> _What to produce_
Transcribe all the records exactly and omit any images they hold.

> _Input for this task_
******
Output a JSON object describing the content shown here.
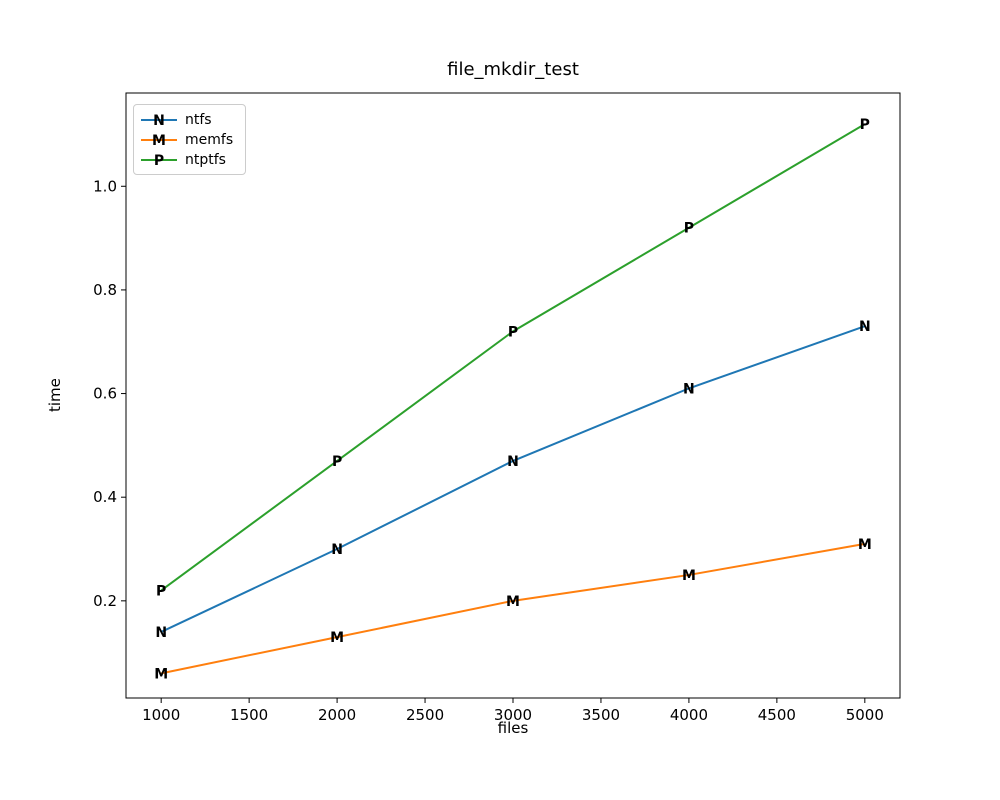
{
  "chart_data": {
    "type": "line",
    "title": "file_mkdir_test",
    "xlabel": "files",
    "ylabel": "time",
    "x": [
      1000,
      2000,
      3000,
      4000,
      5000
    ],
    "series": [
      {
        "name": "ntfs",
        "color": "#1f77b4",
        "marker": "N",
        "values": [
          0.14,
          0.3,
          0.47,
          0.61,
          0.73
        ]
      },
      {
        "name": "memfs",
        "color": "#ff7f0e",
        "marker": "M",
        "values": [
          0.06,
          0.13,
          0.2,
          0.25,
          0.31
        ]
      },
      {
        "name": "ntptfs",
        "color": "#2ca02c",
        "marker": "P",
        "values": [
          0.22,
          0.47,
          0.72,
          0.92,
          1.12
        ]
      }
    ],
    "xticks": [
      1000,
      1500,
      2000,
      2500,
      3000,
      3500,
      4000,
      4500,
      5000
    ],
    "yticks": [
      0.2,
      0.4,
      0.6,
      0.8,
      1.0
    ],
    "xlim": [
      800,
      5200
    ],
    "ylim": [
      0.0125,
      1.18
    ],
    "grid": false,
    "legend_position": "upper left",
    "background": "#ffffff",
    "axis_color": "#000000"
  }
}
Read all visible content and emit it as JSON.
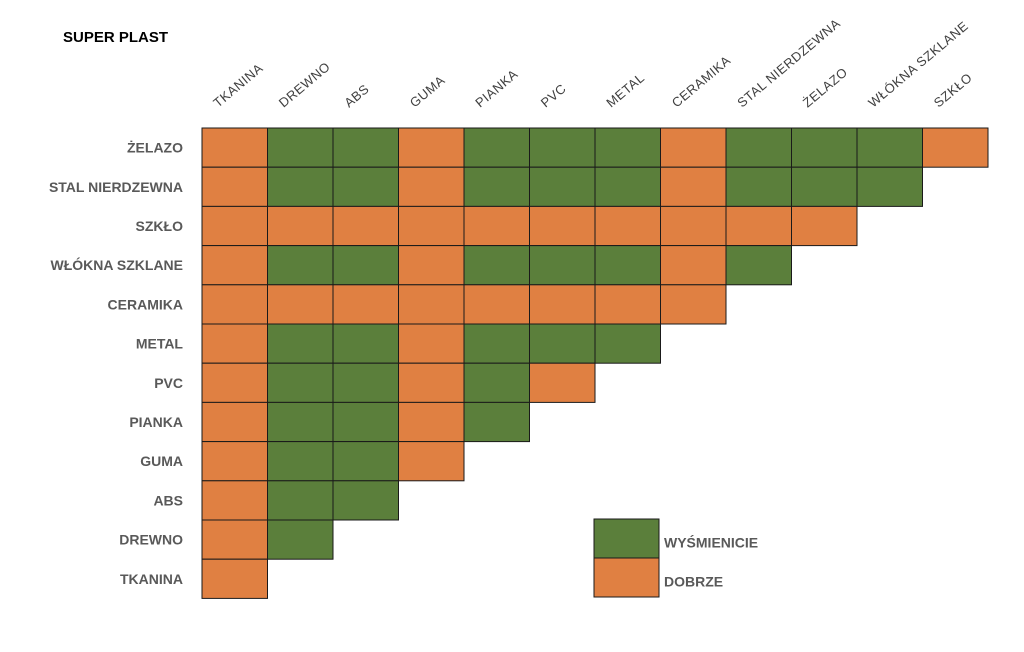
{
  "chart_data": {
    "type": "heatmap",
    "title": "SUPER PLAST",
    "columns": [
      "TKANINA",
      "DREWNO",
      "ABS",
      "GUMA",
      "PIANKA",
      "PVC",
      "METAL",
      "CERAMIKA",
      "STAL NIERDZEWNA",
      "ŻELAZO",
      "WŁÓKNA SZKLANE",
      "SZKŁO"
    ],
    "rows": [
      "ŻELAZO",
      "STAL NIERDZEWNA",
      "SZKŁO",
      "WŁÓKNA SZKLANE",
      "CERAMIKA",
      "METAL",
      "PVC",
      "PIANKA",
      "GUMA",
      "ABS",
      "DREWNO",
      "TKANINA"
    ],
    "values": [
      [
        "D",
        "W",
        "W",
        "D",
        "W",
        "W",
        "W",
        "D",
        "W",
        "W",
        "W",
        "D"
      ],
      [
        "D",
        "W",
        "W",
        "D",
        "W",
        "W",
        "W",
        "D",
        "W",
        "W",
        "W"
      ],
      [
        "D",
        "D",
        "D",
        "D",
        "D",
        "D",
        "D",
        "D",
        "D",
        "D"
      ],
      [
        "D",
        "W",
        "W",
        "D",
        "W",
        "W",
        "W",
        "D",
        "W"
      ],
      [
        "D",
        "D",
        "D",
        "D",
        "D",
        "D",
        "D",
        "D"
      ],
      [
        "D",
        "W",
        "W",
        "D",
        "W",
        "W",
        "W"
      ],
      [
        "D",
        "W",
        "W",
        "D",
        "W",
        "D"
      ],
      [
        "D",
        "W",
        "W",
        "D",
        "W"
      ],
      [
        "D",
        "W",
        "W",
        "D"
      ],
      [
        "D",
        "W",
        "W"
      ],
      [
        "D",
        "W"
      ],
      [
        "D"
      ]
    ],
    "legend": [
      {
        "key": "W",
        "label": "WYŚMIENICIE",
        "color": "#5b7f3b"
      },
      {
        "key": "D",
        "label": "DOBRZE",
        "color": "#e08042"
      }
    ]
  }
}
******
> _In response_
Output a JSON object describing the content shown here.
{
  "chart_data": {
    "type": "line",
    "title": "file_mkdir_test",
    "xlabel": "files",
    "ylabel": "time",
    "x": [
      1000,
      2000,
      3000,
      4000,
      5000
    ],
    "series": [
      {
        "name": "ntfs",
        "color": "#1f77b4",
        "marker": "N",
        "values": [
          0.14,
          0.3,
          0.47,
          0.61,
          0.73
        ]
      },
      {
        "name": "memfs",
        "color": "#ff7f0e",
        "marker": "M",
        "values": [
          0.06,
          0.13,
          0.2,
          0.25,
          0.31
        ]
      },
      {
        "name": "ntptfs",
        "color": "#2ca02c",
        "marker": "P",
        "values": [
          0.22,
          0.47,
          0.72,
          0.92,
          1.12
        ]
      }
    ],
    "xticks": [
      1000,
      1500,
      2000,
      2500,
      3000,
      3500,
      4000,
      4500,
      5000
    ],
    "yticks": [
      0.2,
      0.4,
      0.6,
      0.8,
      1.0
    ],
    "xlim": [
      800,
      5200
    ],
    "ylim": [
      0.0125,
      1.18
    ],
    "grid": false,
    "legend_position": "upper left",
    "background": "#ffffff",
    "axis_color": "#000000"
  }
}
Read all visible content and emit it as JSON.
{
  "chart_data": {
    "type": "heatmap",
    "title": "SUPER PLAST",
    "columns": [
      "TKANINA",
      "DREWNO",
      "ABS",
      "GUMA",
      "PIANKA",
      "PVC",
      "METAL",
      "CERAMIKA",
      "STAL NIERDZEWNA",
      "ŻELAZO",
      "WŁÓKNA SZKLANE",
      "SZKŁO"
    ],
    "rows": [
      "ŻELAZO",
      "STAL NIERDZEWNA",
      "SZKŁO",
      "WŁÓKNA SZKLANE",
      "CERAMIKA",
      "METAL",
      "PVC",
      "PIANKA",
      "GUMA",
      "ABS",
      "DREWNO",
      "TKANINA"
    ],
    "values": [
      [
        "D",
        "W",
        "W",
        "D",
        "W",
        "W",
        "W",
        "D",
        "W",
        "W",
        "W",
        "D"
      ],
      [
        "D",
        "W",
        "W",
        "D",
        "W",
        "W",
        "W",
        "D",
        "W",
        "W",
        "W"
      ],
      [
        "D",
        "D",
        "D",
        "D",
        "D",
        "D",
        "D",
        "D",
        "D",
        "D"
      ],
      [
        "D",
        "W",
        "W",
        "D",
        "W",
        "W",
        "W",
        "D",
        "W"
      ],
      [
        "D",
        "D",
        "D",
        "D",
        "D",
        "D",
        "D",
        "D"
      ],
      [
        "D",
        "W",
        "W",
        "D",
        "W",
        "W",
        "W"
      ],
      [
        "D",
        "W",
        "W",
        "D",
        "W",
        "D"
      ],
      [
        "D",
        "W",
        "W",
        "D",
        "W"
      ],
      [
        "D",
        "W",
        "W",
        "D"
      ],
      [
        "D",
        "W",
        "W"
      ],
      [
        "D",
        "W"
      ],
      [
        "D"
      ]
    ],
    "legend": [
      {
        "key": "W",
        "label": "WYŚMIENICIE",
        "color": "#5b7f3b"
      },
      {
        "key": "D",
        "label": "DOBRZE",
        "color": "#e08042"
      }
    ]
  }
}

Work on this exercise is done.